Without the images, write out all of the following entries exactly.
━━━━━━━━
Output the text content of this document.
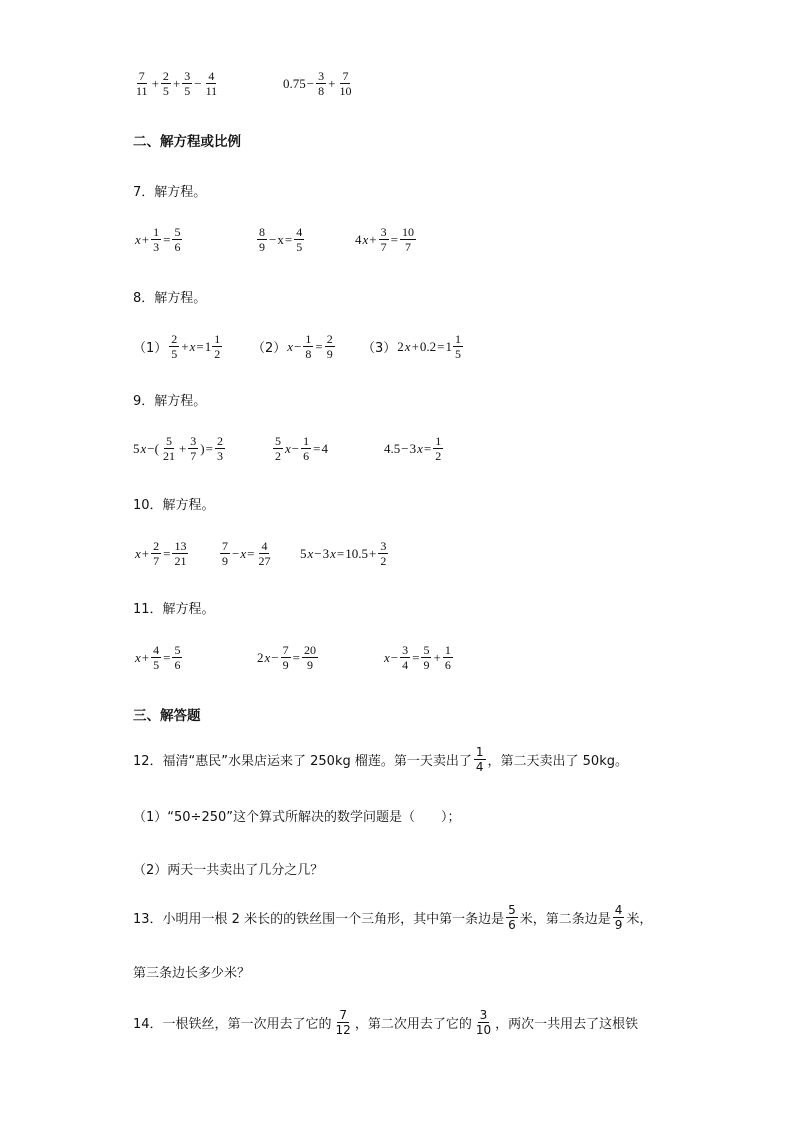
$\frac{7}{11} + \frac{2}{5} + \frac{3}{5} - \frac{4}{11}$	$0.75 - \frac{3}{8} + \frac{7}{10}$
二、解方程或比例
7．解方程。
$x + \frac{1}{3} = \frac{5}{6}$	$\frac{8}{9} - x = \frac{4}{5}$	4 $x + \frac{3}{7} = \frac{10}{7}$
8．解方程。
$(1) \frac{2}{5} + x = 1 \frac{1}{2} (2) x - \frac{1}{8} = \frac{2}{9} (3)$ 2 $x + 0.2 = 1 \frac{1}{5}$
9．解方程。
5 x −( $\frac{5}{21} + \frac{3}{7}$ ) = $\frac{2}{3}$	$\frac{5}{2}$ $x - \frac{1}{6} = 4$	4.5 − 3 $x = \frac{1}{2}$
10．解方程。
$x + \frac{2}{7} = \frac{13}{21}$	$\frac{7}{9} - x = \frac{4}{27} 5$ x − 3 $x = 10.5 + \frac{3}{2}$
11．解方程。
$x + \frac{4}{5} = \frac{5}{6}$	2 $x - \frac{7}{9} = \frac{20}{9}$	$x - \frac{3}{4} = \frac{5}{9} + \frac{1}{6}$
三、解答题
12．福清“惠民”水果店运来了 250kg 榴莲。第一天卖出了 $\frac{1}{4}$ ，第二天卖出了 50kg。
（1）“50÷250”这个算式所解决的数学问题是（　　）；
（2）两天一共卖出了几分之几？
13．小明用一根 2 米长的的铁丝围一个三角形，其中第一条边是 $\frac{5}{6}$ 米，第二条边是 $\frac{4}{9}$ 米，
第三条边长多少米？
14．一根铁丝，第一次用去了它的 $\frac{7}{12}$ ，第二次用去了它的 $\frac{3}{10}$ ，两次一共用去了这根铁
━━━━━━━━
• _WRITTEN RESPONSE_
Output the text content of this document.
$\frac{7}{11} + \frac{2}{5} + \frac{3}{5} - \frac{4}{11}$	$0.75 - \frac{3}{8} + \frac{7}{10}$
二、解方程或比例
7．解方程。
$x + \frac{1}{3} = \frac{5}{6}$	$\frac{8}{9} - x = \frac{4}{5}$	4 $x + \frac{3}{7} = \frac{10}{7}$
8．解方程。
$(1) \frac{2}{5} + x = 1 \frac{1}{2} (2) x - \frac{1}{8} = \frac{2}{9} (3)$ 2 $x + 0.2 = 1 \frac{1}{5}$
9．解方程。
5 x −( $\frac{5}{21} + \frac{3}{7}$ ) = $\frac{2}{3}$	$\frac{5}{2}$ $x - \frac{1}{6} = 4$	4.5 − 3 $x = \frac{1}{2}$
10．解方程。
$x + \frac{2}{7} = \frac{13}{21}$	$\frac{7}{9} - x = \frac{4}{27} 5$ x − 3 $x = 10.5 + \frac{3}{2}$
11．解方程。
$x + \frac{4}{5} = \frac{5}{6}$	2 $x - \frac{7}{9} = \frac{20}{9}$	$x - \frac{3}{4} = \frac{5}{9} + \frac{1}{6}$
三、解答题
12．福清“惠民”水果店运来了 250kg 榴莲。第一天卖出了 $\frac{1}{4}$ ，第二天卖出了 50kg。
（1）“50÷250”这个算式所解决的数学问题是（　　）；
（2）两天一共卖出了几分之几？
13．小明用一根 2 米长的的铁丝围一个三角形，其中第一条边是 $\frac{5}{6}$ 米，第二条边是 $\frac{4}{9}$ 米，
第三条边长多少米？
14．一根铁丝，第一次用去了它的 $\frac{7}{12}$ ，第二次用去了它的 $\frac{3}{10}$ ，两次一共用去了这根铁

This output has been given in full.